**What to work on:** Look through the lines below and state how many hold the word "JSON". Write only the number.

* Start Task input *

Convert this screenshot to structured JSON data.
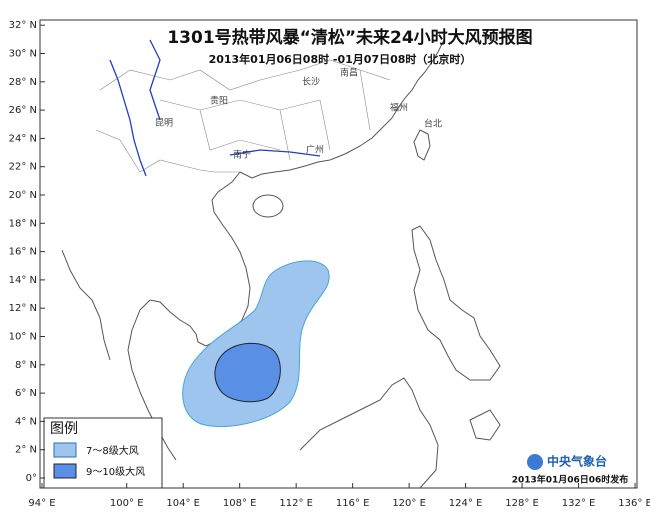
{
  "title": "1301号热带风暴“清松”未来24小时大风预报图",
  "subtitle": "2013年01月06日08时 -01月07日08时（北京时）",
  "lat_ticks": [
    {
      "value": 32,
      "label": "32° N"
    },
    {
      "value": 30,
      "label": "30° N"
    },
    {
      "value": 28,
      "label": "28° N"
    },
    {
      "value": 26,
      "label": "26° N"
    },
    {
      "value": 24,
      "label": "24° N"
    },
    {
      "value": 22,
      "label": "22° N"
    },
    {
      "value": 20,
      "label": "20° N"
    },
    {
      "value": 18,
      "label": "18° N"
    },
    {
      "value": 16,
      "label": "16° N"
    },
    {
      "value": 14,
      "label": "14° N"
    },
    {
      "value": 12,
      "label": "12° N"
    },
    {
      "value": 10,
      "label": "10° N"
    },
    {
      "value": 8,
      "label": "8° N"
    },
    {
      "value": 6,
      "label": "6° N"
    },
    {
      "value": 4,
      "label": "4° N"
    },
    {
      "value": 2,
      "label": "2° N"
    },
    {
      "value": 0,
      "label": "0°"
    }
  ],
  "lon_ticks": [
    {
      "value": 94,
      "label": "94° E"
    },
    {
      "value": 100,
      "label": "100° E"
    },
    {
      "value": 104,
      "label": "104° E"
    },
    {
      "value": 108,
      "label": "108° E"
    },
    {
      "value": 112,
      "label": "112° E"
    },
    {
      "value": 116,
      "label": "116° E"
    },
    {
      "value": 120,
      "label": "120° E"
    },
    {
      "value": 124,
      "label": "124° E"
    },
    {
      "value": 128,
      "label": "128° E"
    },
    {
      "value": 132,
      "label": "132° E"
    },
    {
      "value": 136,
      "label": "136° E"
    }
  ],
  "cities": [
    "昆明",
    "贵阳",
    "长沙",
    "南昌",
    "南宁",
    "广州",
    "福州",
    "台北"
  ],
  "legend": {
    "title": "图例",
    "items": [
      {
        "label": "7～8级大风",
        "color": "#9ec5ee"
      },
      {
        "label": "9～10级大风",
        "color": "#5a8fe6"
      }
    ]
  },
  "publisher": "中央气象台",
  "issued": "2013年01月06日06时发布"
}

* End Task input *
* Start Task input *

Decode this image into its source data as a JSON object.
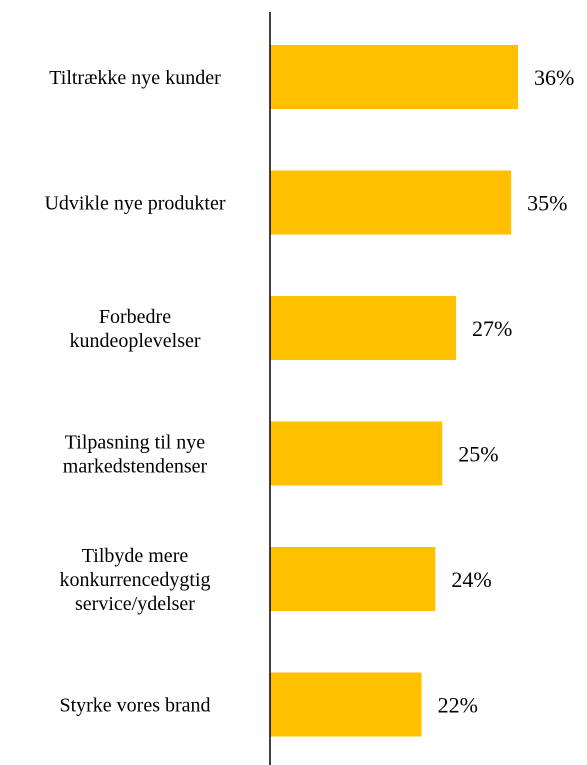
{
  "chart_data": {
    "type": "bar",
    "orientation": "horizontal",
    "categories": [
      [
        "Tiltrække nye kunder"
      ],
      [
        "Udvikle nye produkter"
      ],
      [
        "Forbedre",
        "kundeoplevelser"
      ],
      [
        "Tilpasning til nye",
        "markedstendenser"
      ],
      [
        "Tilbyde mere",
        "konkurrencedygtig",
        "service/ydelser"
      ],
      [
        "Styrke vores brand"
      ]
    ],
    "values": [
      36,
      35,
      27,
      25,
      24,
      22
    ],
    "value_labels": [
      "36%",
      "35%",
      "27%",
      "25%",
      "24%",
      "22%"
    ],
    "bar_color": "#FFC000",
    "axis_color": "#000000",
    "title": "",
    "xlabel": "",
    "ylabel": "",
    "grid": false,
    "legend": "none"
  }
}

* End Task input *

**Worked solution:** 2